Set problem ->
Rewrite the items from the start through the line containing "more-options-icon[interactable]: … (441, 524, 454, 538)", swapping "reply-to-suffix" for "reply-target-suffix" and leaving everything else unchanged.
-- START OF Records for this exercise --
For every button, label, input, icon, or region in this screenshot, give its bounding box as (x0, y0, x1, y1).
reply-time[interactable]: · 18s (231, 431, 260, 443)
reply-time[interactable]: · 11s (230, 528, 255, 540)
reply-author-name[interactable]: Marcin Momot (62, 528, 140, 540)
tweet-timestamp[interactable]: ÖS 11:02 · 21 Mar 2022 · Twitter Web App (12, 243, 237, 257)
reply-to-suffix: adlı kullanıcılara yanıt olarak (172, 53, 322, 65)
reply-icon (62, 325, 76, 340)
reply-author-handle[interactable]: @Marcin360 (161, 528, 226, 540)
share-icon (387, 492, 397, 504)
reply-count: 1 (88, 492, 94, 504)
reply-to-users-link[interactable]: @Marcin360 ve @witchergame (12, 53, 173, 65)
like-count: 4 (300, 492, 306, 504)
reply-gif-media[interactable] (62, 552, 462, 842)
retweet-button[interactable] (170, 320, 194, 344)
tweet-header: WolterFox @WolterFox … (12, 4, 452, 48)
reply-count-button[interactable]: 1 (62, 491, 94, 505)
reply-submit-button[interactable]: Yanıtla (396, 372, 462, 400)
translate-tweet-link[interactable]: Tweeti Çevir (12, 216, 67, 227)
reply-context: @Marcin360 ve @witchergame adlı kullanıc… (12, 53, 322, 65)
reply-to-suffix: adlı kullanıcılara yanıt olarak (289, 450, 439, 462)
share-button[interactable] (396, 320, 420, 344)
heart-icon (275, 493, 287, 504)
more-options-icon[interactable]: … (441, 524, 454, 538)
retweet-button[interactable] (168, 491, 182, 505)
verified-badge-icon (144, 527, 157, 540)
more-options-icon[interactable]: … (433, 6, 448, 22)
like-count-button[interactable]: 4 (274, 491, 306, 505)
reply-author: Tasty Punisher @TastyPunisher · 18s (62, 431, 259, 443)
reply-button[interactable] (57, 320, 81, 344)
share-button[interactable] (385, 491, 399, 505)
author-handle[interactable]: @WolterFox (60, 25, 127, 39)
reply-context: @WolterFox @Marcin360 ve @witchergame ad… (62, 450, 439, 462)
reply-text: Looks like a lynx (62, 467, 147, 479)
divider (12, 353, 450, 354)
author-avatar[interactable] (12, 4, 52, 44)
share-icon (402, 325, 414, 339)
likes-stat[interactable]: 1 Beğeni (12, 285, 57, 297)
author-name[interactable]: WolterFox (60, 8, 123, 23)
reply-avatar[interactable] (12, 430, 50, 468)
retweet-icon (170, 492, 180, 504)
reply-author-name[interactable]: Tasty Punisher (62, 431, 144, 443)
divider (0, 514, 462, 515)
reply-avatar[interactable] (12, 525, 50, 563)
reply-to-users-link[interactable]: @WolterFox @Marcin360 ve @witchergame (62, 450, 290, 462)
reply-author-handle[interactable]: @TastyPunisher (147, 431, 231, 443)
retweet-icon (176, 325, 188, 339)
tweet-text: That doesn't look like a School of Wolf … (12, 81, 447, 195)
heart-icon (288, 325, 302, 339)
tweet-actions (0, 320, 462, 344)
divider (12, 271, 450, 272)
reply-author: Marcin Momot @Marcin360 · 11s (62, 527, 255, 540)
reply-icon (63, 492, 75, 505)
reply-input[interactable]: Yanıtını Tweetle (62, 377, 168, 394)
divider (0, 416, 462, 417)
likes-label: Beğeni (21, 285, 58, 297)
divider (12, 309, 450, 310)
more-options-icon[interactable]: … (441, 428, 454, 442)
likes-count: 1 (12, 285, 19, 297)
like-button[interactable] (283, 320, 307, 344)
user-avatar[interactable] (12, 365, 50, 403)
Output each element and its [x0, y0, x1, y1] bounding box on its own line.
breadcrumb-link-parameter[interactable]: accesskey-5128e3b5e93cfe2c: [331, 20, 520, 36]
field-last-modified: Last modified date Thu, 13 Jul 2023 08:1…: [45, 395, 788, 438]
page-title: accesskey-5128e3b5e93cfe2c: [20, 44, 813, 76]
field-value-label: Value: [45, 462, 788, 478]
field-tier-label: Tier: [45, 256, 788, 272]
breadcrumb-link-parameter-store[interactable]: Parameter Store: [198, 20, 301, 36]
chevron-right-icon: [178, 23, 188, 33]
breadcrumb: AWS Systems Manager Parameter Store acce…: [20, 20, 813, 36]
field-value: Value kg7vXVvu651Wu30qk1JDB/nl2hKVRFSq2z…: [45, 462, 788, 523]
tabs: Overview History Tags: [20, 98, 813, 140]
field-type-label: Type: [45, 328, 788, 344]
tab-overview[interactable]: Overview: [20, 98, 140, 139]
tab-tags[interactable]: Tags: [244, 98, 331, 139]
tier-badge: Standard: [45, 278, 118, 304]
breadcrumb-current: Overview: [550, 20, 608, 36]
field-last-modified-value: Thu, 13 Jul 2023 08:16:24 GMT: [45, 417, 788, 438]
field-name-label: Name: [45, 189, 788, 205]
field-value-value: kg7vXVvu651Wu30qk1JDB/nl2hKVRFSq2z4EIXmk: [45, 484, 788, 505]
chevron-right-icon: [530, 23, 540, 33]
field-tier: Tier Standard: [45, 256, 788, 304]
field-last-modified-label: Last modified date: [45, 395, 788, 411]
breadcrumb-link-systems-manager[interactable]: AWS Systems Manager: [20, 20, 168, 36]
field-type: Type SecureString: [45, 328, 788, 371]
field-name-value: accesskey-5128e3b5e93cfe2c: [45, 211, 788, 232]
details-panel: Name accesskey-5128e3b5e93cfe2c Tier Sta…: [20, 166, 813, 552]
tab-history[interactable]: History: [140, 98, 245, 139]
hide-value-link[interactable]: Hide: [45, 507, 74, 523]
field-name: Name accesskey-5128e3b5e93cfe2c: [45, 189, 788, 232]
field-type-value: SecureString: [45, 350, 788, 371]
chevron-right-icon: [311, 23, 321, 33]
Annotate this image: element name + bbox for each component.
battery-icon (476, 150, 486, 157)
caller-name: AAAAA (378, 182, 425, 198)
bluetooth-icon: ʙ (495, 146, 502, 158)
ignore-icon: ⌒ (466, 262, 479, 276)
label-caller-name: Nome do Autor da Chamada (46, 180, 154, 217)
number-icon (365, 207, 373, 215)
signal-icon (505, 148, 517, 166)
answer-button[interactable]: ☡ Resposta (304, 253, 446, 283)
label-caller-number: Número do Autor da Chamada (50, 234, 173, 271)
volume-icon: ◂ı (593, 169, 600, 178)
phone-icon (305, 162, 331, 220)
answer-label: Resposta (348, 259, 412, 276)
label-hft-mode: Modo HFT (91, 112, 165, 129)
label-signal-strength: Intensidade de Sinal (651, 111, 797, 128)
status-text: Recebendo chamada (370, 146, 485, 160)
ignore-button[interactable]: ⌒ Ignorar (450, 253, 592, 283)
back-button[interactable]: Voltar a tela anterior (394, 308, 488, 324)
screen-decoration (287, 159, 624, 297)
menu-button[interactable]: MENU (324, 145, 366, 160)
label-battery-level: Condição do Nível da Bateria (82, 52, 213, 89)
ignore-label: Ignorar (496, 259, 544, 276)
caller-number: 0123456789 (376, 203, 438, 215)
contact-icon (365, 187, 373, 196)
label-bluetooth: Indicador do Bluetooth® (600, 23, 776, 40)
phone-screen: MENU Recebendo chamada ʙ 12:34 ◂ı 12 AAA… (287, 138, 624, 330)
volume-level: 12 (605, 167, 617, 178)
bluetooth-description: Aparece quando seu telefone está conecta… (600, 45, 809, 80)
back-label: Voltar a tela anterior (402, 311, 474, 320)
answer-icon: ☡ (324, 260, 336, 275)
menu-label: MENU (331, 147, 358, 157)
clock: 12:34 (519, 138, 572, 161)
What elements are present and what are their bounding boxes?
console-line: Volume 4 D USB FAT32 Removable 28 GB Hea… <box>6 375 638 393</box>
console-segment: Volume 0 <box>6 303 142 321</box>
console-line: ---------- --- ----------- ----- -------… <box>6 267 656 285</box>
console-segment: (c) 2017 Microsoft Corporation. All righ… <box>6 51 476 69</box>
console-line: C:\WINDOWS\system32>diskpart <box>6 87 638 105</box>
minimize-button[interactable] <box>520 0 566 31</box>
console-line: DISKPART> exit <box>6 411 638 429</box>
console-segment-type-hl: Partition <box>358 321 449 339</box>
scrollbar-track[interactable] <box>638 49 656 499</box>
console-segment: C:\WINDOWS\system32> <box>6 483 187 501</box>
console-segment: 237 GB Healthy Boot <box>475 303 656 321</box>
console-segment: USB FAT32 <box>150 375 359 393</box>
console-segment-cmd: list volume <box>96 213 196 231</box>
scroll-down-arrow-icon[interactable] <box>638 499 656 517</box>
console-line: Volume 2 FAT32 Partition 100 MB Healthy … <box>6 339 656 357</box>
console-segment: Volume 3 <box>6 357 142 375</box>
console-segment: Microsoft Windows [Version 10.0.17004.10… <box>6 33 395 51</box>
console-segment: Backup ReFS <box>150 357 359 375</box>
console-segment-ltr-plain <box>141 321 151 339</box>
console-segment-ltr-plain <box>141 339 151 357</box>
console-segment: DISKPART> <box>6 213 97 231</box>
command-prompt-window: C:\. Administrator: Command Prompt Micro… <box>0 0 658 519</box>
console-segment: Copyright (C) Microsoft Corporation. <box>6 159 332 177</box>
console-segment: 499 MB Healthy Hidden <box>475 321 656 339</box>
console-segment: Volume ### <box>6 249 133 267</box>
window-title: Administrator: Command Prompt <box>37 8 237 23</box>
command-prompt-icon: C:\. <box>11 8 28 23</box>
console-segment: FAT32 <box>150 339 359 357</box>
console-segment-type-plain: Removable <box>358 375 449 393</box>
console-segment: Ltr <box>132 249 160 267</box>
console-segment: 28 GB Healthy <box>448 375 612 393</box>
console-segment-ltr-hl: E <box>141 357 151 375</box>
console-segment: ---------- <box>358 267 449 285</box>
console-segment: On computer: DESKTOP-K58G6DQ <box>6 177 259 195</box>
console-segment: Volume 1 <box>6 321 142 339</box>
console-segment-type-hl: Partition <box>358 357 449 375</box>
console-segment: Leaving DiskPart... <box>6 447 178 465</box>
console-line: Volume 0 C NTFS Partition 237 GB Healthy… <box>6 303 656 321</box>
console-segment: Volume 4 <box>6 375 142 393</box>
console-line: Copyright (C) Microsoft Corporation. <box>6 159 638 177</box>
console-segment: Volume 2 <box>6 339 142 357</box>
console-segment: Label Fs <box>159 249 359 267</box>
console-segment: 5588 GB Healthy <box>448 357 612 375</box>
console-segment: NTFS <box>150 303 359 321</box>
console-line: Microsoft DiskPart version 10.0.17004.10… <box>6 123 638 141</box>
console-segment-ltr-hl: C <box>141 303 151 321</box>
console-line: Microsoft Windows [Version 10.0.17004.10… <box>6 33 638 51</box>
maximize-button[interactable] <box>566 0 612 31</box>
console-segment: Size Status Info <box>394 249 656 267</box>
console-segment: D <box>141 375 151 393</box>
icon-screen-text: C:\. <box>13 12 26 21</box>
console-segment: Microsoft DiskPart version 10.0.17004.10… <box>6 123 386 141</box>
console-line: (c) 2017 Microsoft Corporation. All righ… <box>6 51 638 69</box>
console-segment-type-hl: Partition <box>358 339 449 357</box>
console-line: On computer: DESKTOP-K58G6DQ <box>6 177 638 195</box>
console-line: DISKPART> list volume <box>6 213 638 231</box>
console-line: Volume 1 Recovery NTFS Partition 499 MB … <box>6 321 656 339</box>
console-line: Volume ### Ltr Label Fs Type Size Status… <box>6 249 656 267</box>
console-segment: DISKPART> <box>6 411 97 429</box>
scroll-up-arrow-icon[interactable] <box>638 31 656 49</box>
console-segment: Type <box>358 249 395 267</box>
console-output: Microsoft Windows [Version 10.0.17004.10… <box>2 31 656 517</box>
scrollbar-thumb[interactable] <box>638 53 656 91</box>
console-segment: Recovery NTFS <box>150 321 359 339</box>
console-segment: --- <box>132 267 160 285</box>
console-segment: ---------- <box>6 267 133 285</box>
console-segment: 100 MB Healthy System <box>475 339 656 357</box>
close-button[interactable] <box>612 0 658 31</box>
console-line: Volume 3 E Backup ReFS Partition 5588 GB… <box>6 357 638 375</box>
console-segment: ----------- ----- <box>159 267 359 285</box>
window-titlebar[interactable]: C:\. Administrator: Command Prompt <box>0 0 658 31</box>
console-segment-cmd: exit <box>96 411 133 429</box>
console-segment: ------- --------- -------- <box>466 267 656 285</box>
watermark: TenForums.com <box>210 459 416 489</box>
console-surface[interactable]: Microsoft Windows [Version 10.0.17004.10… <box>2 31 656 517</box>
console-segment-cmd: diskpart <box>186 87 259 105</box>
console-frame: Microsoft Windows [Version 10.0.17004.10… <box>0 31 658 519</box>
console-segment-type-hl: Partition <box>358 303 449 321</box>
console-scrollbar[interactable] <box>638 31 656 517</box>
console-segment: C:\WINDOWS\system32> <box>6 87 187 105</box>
-- END OF Records for this exercise --
Complete output ->
For every button, label, input, icon, or region in this screenshot, give its bounding box as (x0, y0, x1, y1).
reply-time[interactable]: · 18s (231, 431, 260, 443)
reply-time[interactable]: · 11s (230, 528, 255, 540)
reply-author-name[interactable]: Marcin Momot (62, 528, 140, 540)
tweet-timestamp[interactable]: ÖS 11:02 · 21 Mar 2022 · Twitter Web App (12, 243, 237, 257)
reply-target-suffix: adlı kullanıcılara yanıt olarak (172, 53, 322, 65)
reply-icon (62, 325, 76, 340)
reply-author-handle[interactable]: @Marcin360 (161, 528, 226, 540)
share-icon (387, 492, 397, 504)
reply-count: 1 (88, 492, 94, 504)
reply-to-users-link[interactable]: @Marcin360 ve @witchergame (12, 53, 173, 65)
like-count: 4 (300, 492, 306, 504)
reply-gif-media[interactable] (62, 552, 462, 842)
retweet-button[interactable] (170, 320, 194, 344)
tweet-header: WolterFox @WolterFox … (12, 4, 452, 48)
reply-count-button[interactable]: 1 (62, 491, 94, 505)
reply-submit-button[interactable]: Yanıtla (396, 372, 462, 400)
translate-tweet-link[interactable]: Tweeti Çevir (12, 216, 67, 227)
reply-context: @Marcin360 ve @witchergame adlı kullanıc… (12, 53, 322, 65)
reply-target-suffix: adlı kullanıcılara yanıt olarak (289, 450, 439, 462)
share-button[interactable] (396, 320, 420, 344)
heart-icon (275, 493, 287, 504)
more-options-icon[interactable]: … (441, 524, 454, 538)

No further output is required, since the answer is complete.